• The exercise: Pull out each line of the records holding the string "酒精挥发".

• Collected data:
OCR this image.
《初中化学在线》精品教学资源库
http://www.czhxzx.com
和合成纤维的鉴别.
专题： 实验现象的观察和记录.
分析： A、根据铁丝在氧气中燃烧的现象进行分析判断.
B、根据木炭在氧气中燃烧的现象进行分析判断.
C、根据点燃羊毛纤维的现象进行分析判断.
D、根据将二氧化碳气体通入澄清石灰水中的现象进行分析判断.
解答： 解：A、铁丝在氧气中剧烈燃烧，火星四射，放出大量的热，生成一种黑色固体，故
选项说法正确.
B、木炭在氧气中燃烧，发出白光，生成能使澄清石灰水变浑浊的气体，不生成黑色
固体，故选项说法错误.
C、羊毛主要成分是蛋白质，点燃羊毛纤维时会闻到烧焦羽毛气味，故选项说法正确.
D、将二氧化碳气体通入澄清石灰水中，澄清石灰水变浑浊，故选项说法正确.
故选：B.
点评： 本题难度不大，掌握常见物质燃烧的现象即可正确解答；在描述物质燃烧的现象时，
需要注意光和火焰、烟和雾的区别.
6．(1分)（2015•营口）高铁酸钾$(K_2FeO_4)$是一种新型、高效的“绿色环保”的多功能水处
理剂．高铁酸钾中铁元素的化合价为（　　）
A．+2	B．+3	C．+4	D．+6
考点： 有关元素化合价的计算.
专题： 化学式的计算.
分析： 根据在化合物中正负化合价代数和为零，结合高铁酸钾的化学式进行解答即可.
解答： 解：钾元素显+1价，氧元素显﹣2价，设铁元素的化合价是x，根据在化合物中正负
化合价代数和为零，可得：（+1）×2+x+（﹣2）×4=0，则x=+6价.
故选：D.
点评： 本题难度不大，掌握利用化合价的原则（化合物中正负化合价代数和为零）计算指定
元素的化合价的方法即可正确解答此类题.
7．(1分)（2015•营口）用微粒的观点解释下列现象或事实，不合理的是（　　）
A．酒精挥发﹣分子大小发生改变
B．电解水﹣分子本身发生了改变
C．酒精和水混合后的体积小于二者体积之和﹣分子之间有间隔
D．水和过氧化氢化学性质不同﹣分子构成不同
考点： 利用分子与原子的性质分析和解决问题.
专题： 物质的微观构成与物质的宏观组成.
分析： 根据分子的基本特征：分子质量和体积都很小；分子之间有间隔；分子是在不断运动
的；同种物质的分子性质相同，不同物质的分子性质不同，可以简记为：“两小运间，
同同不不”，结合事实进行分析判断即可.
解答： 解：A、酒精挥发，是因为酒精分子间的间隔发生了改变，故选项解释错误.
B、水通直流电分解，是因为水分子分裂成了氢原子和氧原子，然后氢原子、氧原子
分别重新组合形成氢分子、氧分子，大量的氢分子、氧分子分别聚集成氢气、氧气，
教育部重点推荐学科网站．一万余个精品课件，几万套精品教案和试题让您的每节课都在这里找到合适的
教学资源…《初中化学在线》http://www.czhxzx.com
---
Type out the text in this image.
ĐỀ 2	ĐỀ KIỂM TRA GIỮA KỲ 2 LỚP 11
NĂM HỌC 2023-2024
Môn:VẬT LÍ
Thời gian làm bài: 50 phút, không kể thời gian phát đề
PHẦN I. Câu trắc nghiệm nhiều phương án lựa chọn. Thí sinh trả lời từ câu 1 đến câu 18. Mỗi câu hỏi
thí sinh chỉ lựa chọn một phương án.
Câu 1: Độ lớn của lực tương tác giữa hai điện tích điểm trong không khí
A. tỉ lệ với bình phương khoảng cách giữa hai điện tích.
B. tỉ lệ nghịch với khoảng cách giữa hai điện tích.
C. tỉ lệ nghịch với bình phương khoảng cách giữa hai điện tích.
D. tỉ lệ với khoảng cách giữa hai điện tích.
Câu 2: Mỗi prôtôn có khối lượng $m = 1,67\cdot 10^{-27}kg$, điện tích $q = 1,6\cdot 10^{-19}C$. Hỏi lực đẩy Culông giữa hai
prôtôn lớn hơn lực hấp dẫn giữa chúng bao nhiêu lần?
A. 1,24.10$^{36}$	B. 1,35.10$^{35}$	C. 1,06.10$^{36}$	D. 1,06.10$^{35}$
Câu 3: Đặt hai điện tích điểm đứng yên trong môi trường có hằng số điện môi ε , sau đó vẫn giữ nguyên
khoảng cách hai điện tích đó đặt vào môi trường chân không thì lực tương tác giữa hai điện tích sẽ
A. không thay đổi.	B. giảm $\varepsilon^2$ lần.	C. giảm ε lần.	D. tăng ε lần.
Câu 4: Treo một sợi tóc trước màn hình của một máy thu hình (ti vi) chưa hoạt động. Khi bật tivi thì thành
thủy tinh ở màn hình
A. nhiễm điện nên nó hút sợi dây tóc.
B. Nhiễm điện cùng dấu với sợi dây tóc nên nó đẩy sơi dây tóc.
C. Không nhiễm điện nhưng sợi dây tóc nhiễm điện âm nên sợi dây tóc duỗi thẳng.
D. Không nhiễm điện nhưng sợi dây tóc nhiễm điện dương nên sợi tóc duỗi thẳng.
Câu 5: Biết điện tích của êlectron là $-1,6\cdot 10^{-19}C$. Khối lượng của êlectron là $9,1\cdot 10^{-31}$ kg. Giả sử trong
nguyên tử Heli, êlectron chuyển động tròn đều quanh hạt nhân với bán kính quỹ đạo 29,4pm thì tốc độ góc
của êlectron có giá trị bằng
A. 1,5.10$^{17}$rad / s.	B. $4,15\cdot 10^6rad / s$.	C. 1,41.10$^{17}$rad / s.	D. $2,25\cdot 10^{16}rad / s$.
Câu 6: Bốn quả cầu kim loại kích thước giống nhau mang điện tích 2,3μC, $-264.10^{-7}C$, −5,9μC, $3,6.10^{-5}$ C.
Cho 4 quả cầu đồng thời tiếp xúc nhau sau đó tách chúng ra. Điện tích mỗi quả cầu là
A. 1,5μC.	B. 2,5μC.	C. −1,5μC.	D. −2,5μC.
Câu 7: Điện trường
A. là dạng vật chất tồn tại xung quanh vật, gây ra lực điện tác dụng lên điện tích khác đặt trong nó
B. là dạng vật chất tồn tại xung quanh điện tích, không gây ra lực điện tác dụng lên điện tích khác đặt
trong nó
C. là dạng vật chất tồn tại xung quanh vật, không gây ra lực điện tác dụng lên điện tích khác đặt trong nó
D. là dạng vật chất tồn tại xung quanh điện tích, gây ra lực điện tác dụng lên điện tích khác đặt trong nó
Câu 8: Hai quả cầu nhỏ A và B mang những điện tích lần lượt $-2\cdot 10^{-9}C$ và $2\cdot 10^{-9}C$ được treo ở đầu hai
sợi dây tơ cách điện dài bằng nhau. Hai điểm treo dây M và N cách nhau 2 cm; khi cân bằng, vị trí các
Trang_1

• Exercise output:
A．酒精挥发﹣分子大小发生改变
解答： 解：A、酒精挥发，是因为酒精分子间的间隔发生了改变，故选项解释错误.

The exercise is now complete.